(Records for the exercise)

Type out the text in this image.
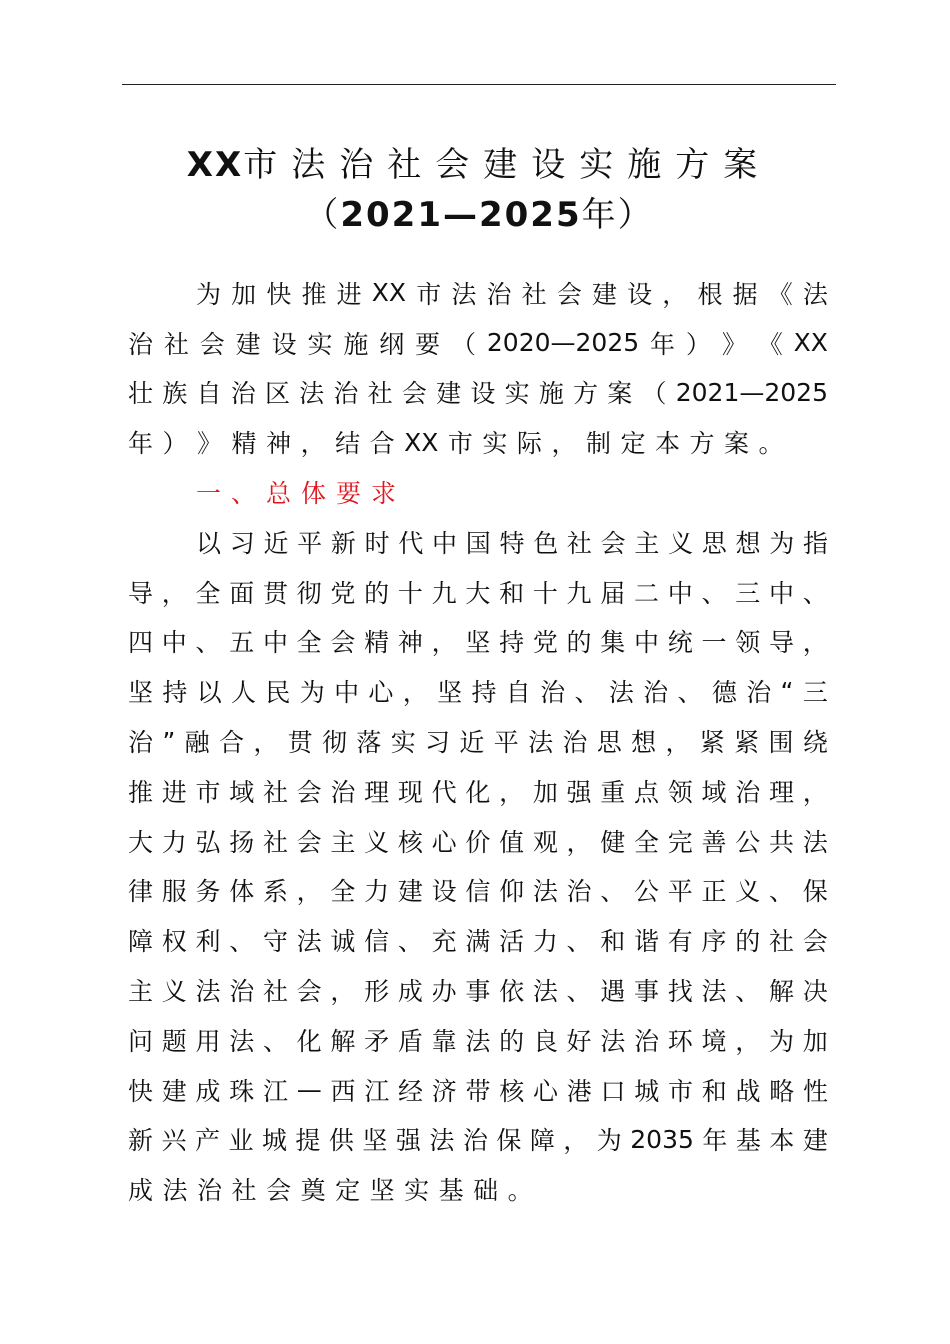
XX市法治社会建设实施方案
（2021—2025年）
为 加 快 推 进 XX 市 法 治 社 会 建 设 ， 根 据 《 法
治 社 会 建 设 实 施 纲 要 （ 2020—2025 年 ） 》 《 XX
壮 族 自 治 区 法 治 社 会 建 设 实 施 方 案 （ 2021—2025
年 ） 》 精 神 ， 结 合 XX 市 实 际 ， 制 定 本 方 案 。
一、总体要求
以 习 近 平 新 时 代 中 国 特 色 社 会 主 义 思 想 为 指
导 ， 全 面 贯 彻 党 的 十 九 大 和 十 九 届 二 中 、 三 中 、
四 中 、 五 中 全 会 精 神 ， 坚 持 党 的 集 中 统 一 领 导 ，
坚 持 以 人 民 为 中 心 ， 坚 持 自 治 、 法 治 、 德 治 “ 三
治 ” 融 合 ， 贯 彻 落 实 习 近 平 法 治 思 想 ， 紧 紧 围 绕
推 进 市 域 社 会 治 理 现 代 化 ， 加 强 重 点 领 域 治 理 ，
大 力 弘 扬 社 会 主 义 核 心 价 值 观 ， 健 全 完 善 公 共 法
律 服 务 体 系 ， 全 力 建 设 信 仰 法 治 、 公 平 正 义 、 保
障 权 利 、 守 法 诚 信 、 充 满 活 力 、 和 谐 有 序 的 社 会
主 义 法 治 社 会 ， 形 成 办 事 依 法 、 遇 事 找 法 、 解 决
问 题 用 法 、 化 解 矛 盾 靠 法 的 良 好 法 治 环 境 ， 为 加
快 建 成 珠 江 — 西 江 经 济 带 核 心 港 口 城 市 和 战 略 性
新 兴 产 业 城 提 供 坚 强 法 治 保 障 ， 为 2035 年 基 本 建
成 法 治 社 会 奠 定 坚 实 基 础 。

(Goal of the exercise) Each entry must be retyped word for word, with every image omitted.

(Response to the exercise)
Type out the text in this image.
XX市法治社会建设实施方案
（2021—2025年）
为 加 快 推 进 XX 市 法 治 社 会 建 设 ， 根 据 《 法
治 社 会 建 设 实 施 纲 要 （ 2020—2025 年 ） 》 《 XX
壮 族 自 治 区 法 治 社 会 建 设 实 施 方 案 （ 2021—2025
年 ） 》 精 神 ， 结 合 XX 市 实 际 ， 制 定 本 方 案 。
一、总体要求
以 习 近 平 新 时 代 中 国 特 色 社 会 主 义 思 想 为 指
导 ， 全 面 贯 彻 党 的 十 九 大 和 十 九 届 二 中 、 三 中 、
四 中 、 五 中 全 会 精 神 ， 坚 持 党 的 集 中 统 一 领 导 ，
坚 持 以 人 民 为 中 心 ， 坚 持 自 治 、 法 治 、 德 治 “ 三
治 ” 融 合 ， 贯 彻 落 实 习 近 平 法 治 思 想 ， 紧 紧 围 绕
推 进 市 域 社 会 治 理 现 代 化 ， 加 强 重 点 领 域 治 理 ，
大 力 弘 扬 社 会 主 义 核 心 价 值 观 ， 健 全 完 善 公 共 法
律 服 务 体 系 ， 全 力 建 设 信 仰 法 治 、 公 平 正 义 、 保
障 权 利 、 守 法 诚 信 、 充 满 活 力 、 和 谐 有 序 的 社 会
主 义 法 治 社 会 ， 形 成 办 事 依 法 、 遇 事 找 法 、 解 决
问 题 用 法 、 化 解 矛 盾 靠 法 的 良 好 法 治 环 境 ， 为 加
快 建 成 珠 江 — 西 江 经 济 带 核 心 港 口 城 市 和 战 略 性
新 兴 产 业 城 提 供 坚 强 法 治 保 障 ， 为 2035 年 基 本 建
成 法 治 社 会 奠 定 坚 实 基 础 。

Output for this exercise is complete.